## Exercise details
Copy each line of the entries beneath that contains the word "agroforestry".

(Figure content listings)

= = = = = = =

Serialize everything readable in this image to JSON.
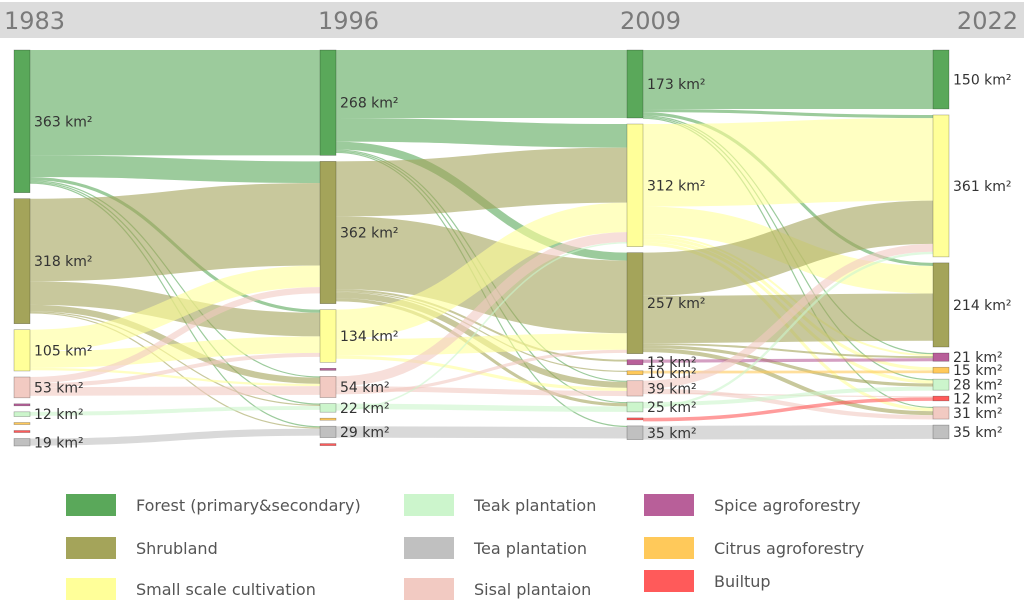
{
  "chart_data": {
    "type": "sankey",
    "title": "",
    "units": "km²",
    "years": [
      "1983",
      "1996",
      "2009",
      "2022"
    ],
    "categories": [
      {
        "id": "forest",
        "name": "Forest (primary&secondary)",
        "color": "#5aa85a"
      },
      {
        "id": "shrub",
        "name": "Shrubland",
        "color": "#a4a45a"
      },
      {
        "id": "small",
        "name": "Small scale cultivation",
        "color": "#ffff99"
      },
      {
        "id": "teak",
        "name": "Teak plantation",
        "color": "#ccf5cc"
      },
      {
        "id": "tea",
        "name": "Tea plantation",
        "color": "#c0c0c0"
      },
      {
        "id": "sisal",
        "name": "Sisal plantaion",
        "color": "#f2cac2"
      },
      {
        "id": "spice",
        "name": "Spice agroforestry",
        "color": "#b85f99"
      },
      {
        "id": "citrus",
        "name": "Citrus agroforestry",
        "color": "#ffc95a"
      },
      {
        "id": "builtup",
        "name": "Builtup",
        "color": "#ff5a5a"
      }
    ],
    "nodes": [
      {
        "col": 0,
        "cat": "forest",
        "value": 363,
        "label": "363 km²"
      },
      {
        "col": 0,
        "cat": "shrub",
        "value": 318,
        "label": "318 km²"
      },
      {
        "col": 0,
        "cat": "small",
        "value": 105,
        "label": "105 km²"
      },
      {
        "col": 0,
        "cat": "sisal",
        "value": 53,
        "label": "53 km²"
      },
      {
        "col": 0,
        "cat": "spice",
        "value": 0,
        "label": ""
      },
      {
        "col": 0,
        "cat": "teak",
        "value": 12,
        "label": "12 km²"
      },
      {
        "col": 0,
        "cat": "citrus",
        "value": 0,
        "label": ""
      },
      {
        "col": 0,
        "cat": "builtup",
        "value": 0,
        "label": ""
      },
      {
        "col": 0,
        "cat": "tea",
        "value": 19,
        "label": "19 km²"
      },
      {
        "col": 1,
        "cat": "forest",
        "value": 268,
        "label": "268 km²"
      },
      {
        "col": 1,
        "cat": "shrub",
        "value": 362,
        "label": "362 km²"
      },
      {
        "col": 1,
        "cat": "small",
        "value": 134,
        "label": "134 km²"
      },
      {
        "col": 1,
        "cat": "spice",
        "value": 0,
        "label": ""
      },
      {
        "col": 1,
        "cat": "sisal",
        "value": 54,
        "label": "54 km²"
      },
      {
        "col": 1,
        "cat": "teak",
        "value": 22,
        "label": "22 km²"
      },
      {
        "col": 1,
        "cat": "citrus",
        "value": 0,
        "label": ""
      },
      {
        "col": 1,
        "cat": "tea",
        "value": 29,
        "label": "29 km²"
      },
      {
        "col": 1,
        "cat": "builtup",
        "value": 0,
        "label": ""
      },
      {
        "col": 2,
        "cat": "forest",
        "value": 173,
        "label": "173 km²"
      },
      {
        "col": 2,
        "cat": "small",
        "value": 312,
        "label": "312 km²"
      },
      {
        "col": 2,
        "cat": "shrub",
        "value": 257,
        "label": "257 km²"
      },
      {
        "col": 2,
        "cat": "spice",
        "value": 13,
        "label": "13 km²"
      },
      {
        "col": 2,
        "cat": "citrus",
        "value": 10,
        "label": "10 km²"
      },
      {
        "col": 2,
        "cat": "sisal",
        "value": 39,
        "label": "39 km²"
      },
      {
        "col": 2,
        "cat": "teak",
        "value": 25,
        "label": "25 km²"
      },
      {
        "col": 2,
        "cat": "builtup",
        "value": 0,
        "label": ""
      },
      {
        "col": 2,
        "cat": "tea",
        "value": 35,
        "label": "35 km²"
      },
      {
        "col": 3,
        "cat": "forest",
        "value": 150,
        "label": "150 km²"
      },
      {
        "col": 3,
        "cat": "small",
        "value": 361,
        "label": "361 km²"
      },
      {
        "col": 3,
        "cat": "shrub",
        "value": 214,
        "label": "214 km²"
      },
      {
        "col": 3,
        "cat": "spice",
        "value": 21,
        "label": "21 km²"
      },
      {
        "col": 3,
        "cat": "citrus",
        "value": 15,
        "label": "15 km²"
      },
      {
        "col": 3,
        "cat": "teak",
        "value": 28,
        "label": "28 km²"
      },
      {
        "col": 3,
        "cat": "builtup",
        "value": 12,
        "label": "12 km²"
      },
      {
        "col": 3,
        "cat": "sisal",
        "value": 31,
        "label": "31 km²"
      },
      {
        "col": 3,
        "cat": "tea",
        "value": 35,
        "label": "35 km²"
      }
    ],
    "flows": [
      {
        "from": [
          0,
          "forest"
        ],
        "to": [
          1,
          "forest"
        ],
        "value": 268
      },
      {
        "from": [
          0,
          "forest"
        ],
        "to": [
          1,
          "shrub"
        ],
        "value": 55
      },
      {
        "from": [
          0,
          "forest"
        ],
        "to": [
          1,
          "small"
        ],
        "value": 8
      },
      {
        "from": [
          0,
          "forest"
        ],
        "to": [
          1,
          "sisal"
        ],
        "value": 3
      },
      {
        "from": [
          0,
          "forest"
        ],
        "to": [
          1,
          "teak"
        ],
        "value": 2
      },
      {
        "from": [
          0,
          "forest"
        ],
        "to": [
          1,
          "tea"
        ],
        "value": 2
      },
      {
        "from": [
          0,
          "shrub"
        ],
        "to": [
          1,
          "shrub"
        ],
        "value": 210
      },
      {
        "from": [
          0,
          "shrub"
        ],
        "to": [
          1,
          "small"
        ],
        "value": 60
      },
      {
        "from": [
          0,
          "shrub"
        ],
        "to": [
          1,
          "sisal"
        ],
        "value": 16
      },
      {
        "from": [
          0,
          "shrub"
        ],
        "to": [
          1,
          "teak"
        ],
        "value": 2
      },
      {
        "from": [
          0,
          "shrub"
        ],
        "to": [
          1,
          "tea"
        ],
        "value": 2
      },
      {
        "from": [
          0,
          "small"
        ],
        "to": [
          1,
          "shrub"
        ],
        "value": 55
      },
      {
        "from": [
          0,
          "small"
        ],
        "to": [
          1,
          "small"
        ],
        "value": 42
      },
      {
        "from": [
          0,
          "small"
        ],
        "to": [
          1,
          "sisal"
        ],
        "value": 6
      },
      {
        "from": [
          0,
          "sisal"
        ],
        "to": [
          1,
          "shrub"
        ],
        "value": 16
      },
      {
        "from": [
          0,
          "sisal"
        ],
        "to": [
          1,
          "small"
        ],
        "value": 10
      },
      {
        "from": [
          0,
          "sisal"
        ],
        "to": [
          1,
          "sisal"
        ],
        "value": 22
      },
      {
        "from": [
          0,
          "teak"
        ],
        "to": [
          1,
          "teak"
        ],
        "value": 10
      },
      {
        "from": [
          0,
          "tea"
        ],
        "to": [
          1,
          "tea"
        ],
        "value": 18
      },
      {
        "from": [
          1,
          "forest"
        ],
        "to": [
          2,
          "forest"
        ],
        "value": 173
      },
      {
        "from": [
          1,
          "forest"
        ],
        "to": [
          2,
          "small"
        ],
        "value": 60
      },
      {
        "from": [
          1,
          "forest"
        ],
        "to": [
          2,
          "shrub"
        ],
        "value": 20
      },
      {
        "from": [
          1,
          "forest"
        ],
        "to": [
          2,
          "sisal"
        ],
        "value": 3
      },
      {
        "from": [
          1,
          "forest"
        ],
        "to": [
          2,
          "teak"
        ],
        "value": 3
      },
      {
        "from": [
          1,
          "forest"
        ],
        "to": [
          2,
          "tea"
        ],
        "value": 3
      },
      {
        "from": [
          1,
          "shrub"
        ],
        "to": [
          2,
          "small"
        ],
        "value": 140
      },
      {
        "from": [
          1,
          "shrub"
        ],
        "to": [
          2,
          "shrub"
        ],
        "value": 185
      },
      {
        "from": [
          1,
          "shrub"
        ],
        "to": [
          2,
          "spice"
        ],
        "value": 5
      },
      {
        "from": [
          1,
          "shrub"
        ],
        "to": [
          2,
          "citrus"
        ],
        "value": 3
      },
      {
        "from": [
          1,
          "shrub"
        ],
        "to": [
          2,
          "sisal"
        ],
        "value": 15
      },
      {
        "from": [
          1,
          "shrub"
        ],
        "to": [
          2,
          "teak"
        ],
        "value": 8
      },
      {
        "from": [
          1,
          "small"
        ],
        "to": [
          2,
          "small"
        ],
        "value": 75
      },
      {
        "from": [
          1,
          "small"
        ],
        "to": [
          2,
          "shrub"
        ],
        "value": 42
      },
      {
        "from": [
          1,
          "small"
        ],
        "to": [
          2,
          "sisal"
        ],
        "value": 8
      },
      {
        "from": [
          1,
          "sisal"
        ],
        "to": [
          2,
          "small"
        ],
        "value": 25
      },
      {
        "from": [
          1,
          "sisal"
        ],
        "to": [
          2,
          "sisal"
        ],
        "value": 13
      },
      {
        "from": [
          1,
          "sisal"
        ],
        "to": [
          2,
          "shrub"
        ],
        "value": 8
      },
      {
        "from": [
          1,
          "teak"
        ],
        "to": [
          2,
          "teak"
        ],
        "value": 14
      },
      {
        "from": [
          1,
          "teak"
        ],
        "to": [
          2,
          "small"
        ],
        "value": 4
      },
      {
        "from": [
          1,
          "tea"
        ],
        "to": [
          2,
          "tea"
        ],
        "value": 29
      },
      {
        "from": [
          2,
          "forest"
        ],
        "to": [
          3,
          "forest"
        ],
        "value": 150
      },
      {
        "from": [
          2,
          "forest"
        ],
        "to": [
          3,
          "small"
        ],
        "value": 8
      },
      {
        "from": [
          2,
          "forest"
        ],
        "to": [
          3,
          "shrub"
        ],
        "value": 8
      },
      {
        "from": [
          2,
          "forest"
        ],
        "to": [
          3,
          "spice"
        ],
        "value": 3
      },
      {
        "from": [
          2,
          "forest"
        ],
        "to": [
          3,
          "teak"
        ],
        "value": 2
      },
      {
        "from": [
          2,
          "forest"
        ],
        "to": [
          3,
          "sisal"
        ],
        "value": 2
      },
      {
        "from": [
          2,
          "small"
        ],
        "to": [
          3,
          "small"
        ],
        "value": 210
      },
      {
        "from": [
          2,
          "small"
        ],
        "to": [
          3,
          "shrub"
        ],
        "value": 70
      },
      {
        "from": [
          2,
          "small"
        ],
        "to": [
          3,
          "spice"
        ],
        "value": 5
      },
      {
        "from": [
          2,
          "small"
        ],
        "to": [
          3,
          "citrus"
        ],
        "value": 8
      },
      {
        "from": [
          2,
          "small"
        ],
        "to": [
          3,
          "teak"
        ],
        "value": 8
      },
      {
        "from": [
          2,
          "small"
        ],
        "to": [
          3,
          "sisal"
        ],
        "value": 8
      },
      {
        "from": [
          2,
          "shrub"
        ],
        "to": [
          3,
          "small"
        ],
        "value": 110
      },
      {
        "from": [
          2,
          "shrub"
        ],
        "to": [
          3,
          "shrub"
        ],
        "value": 120
      },
      {
        "from": [
          2,
          "shrub"
        ],
        "to": [
          3,
          "spice"
        ],
        "value": 5
      },
      {
        "from": [
          2,
          "shrub"
        ],
        "to": [
          3,
          "teak"
        ],
        "value": 8
      },
      {
        "from": [
          2,
          "shrub"
        ],
        "to": [
          3,
          "sisal"
        ],
        "value": 10
      },
      {
        "from": [
          2,
          "spice"
        ],
        "to": [
          3,
          "spice"
        ],
        "value": 8
      },
      {
        "from": [
          2,
          "citrus"
        ],
        "to": [
          3,
          "citrus"
        ],
        "value": 7
      },
      {
        "from": [
          2,
          "sisal"
        ],
        "to": [
          3,
          "small"
        ],
        "value": 20
      },
      {
        "from": [
          2,
          "sisal"
        ],
        "to": [
          3,
          "sisal"
        ],
        "value": 11
      },
      {
        "from": [
          2,
          "sisal"
        ],
        "to": [
          3,
          "builtup"
        ],
        "value": 3
      },
      {
        "from": [
          2,
          "teak"
        ],
        "to": [
          3,
          "teak"
        ],
        "value": 10
      },
      {
        "from": [
          2,
          "teak"
        ],
        "to": [
          3,
          "small"
        ],
        "value": 6
      },
      {
        "from": [
          2,
          "builtup"
        ],
        "to": [
          3,
          "builtup"
        ],
        "value": 9
      },
      {
        "from": [
          2,
          "tea"
        ],
        "to": [
          3,
          "tea"
        ],
        "value": 35
      }
    ]
  }
}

= = = = = = =

## Answer in full
        "name": "Spice agroforestry",
        "name": "Citrus agroforestry",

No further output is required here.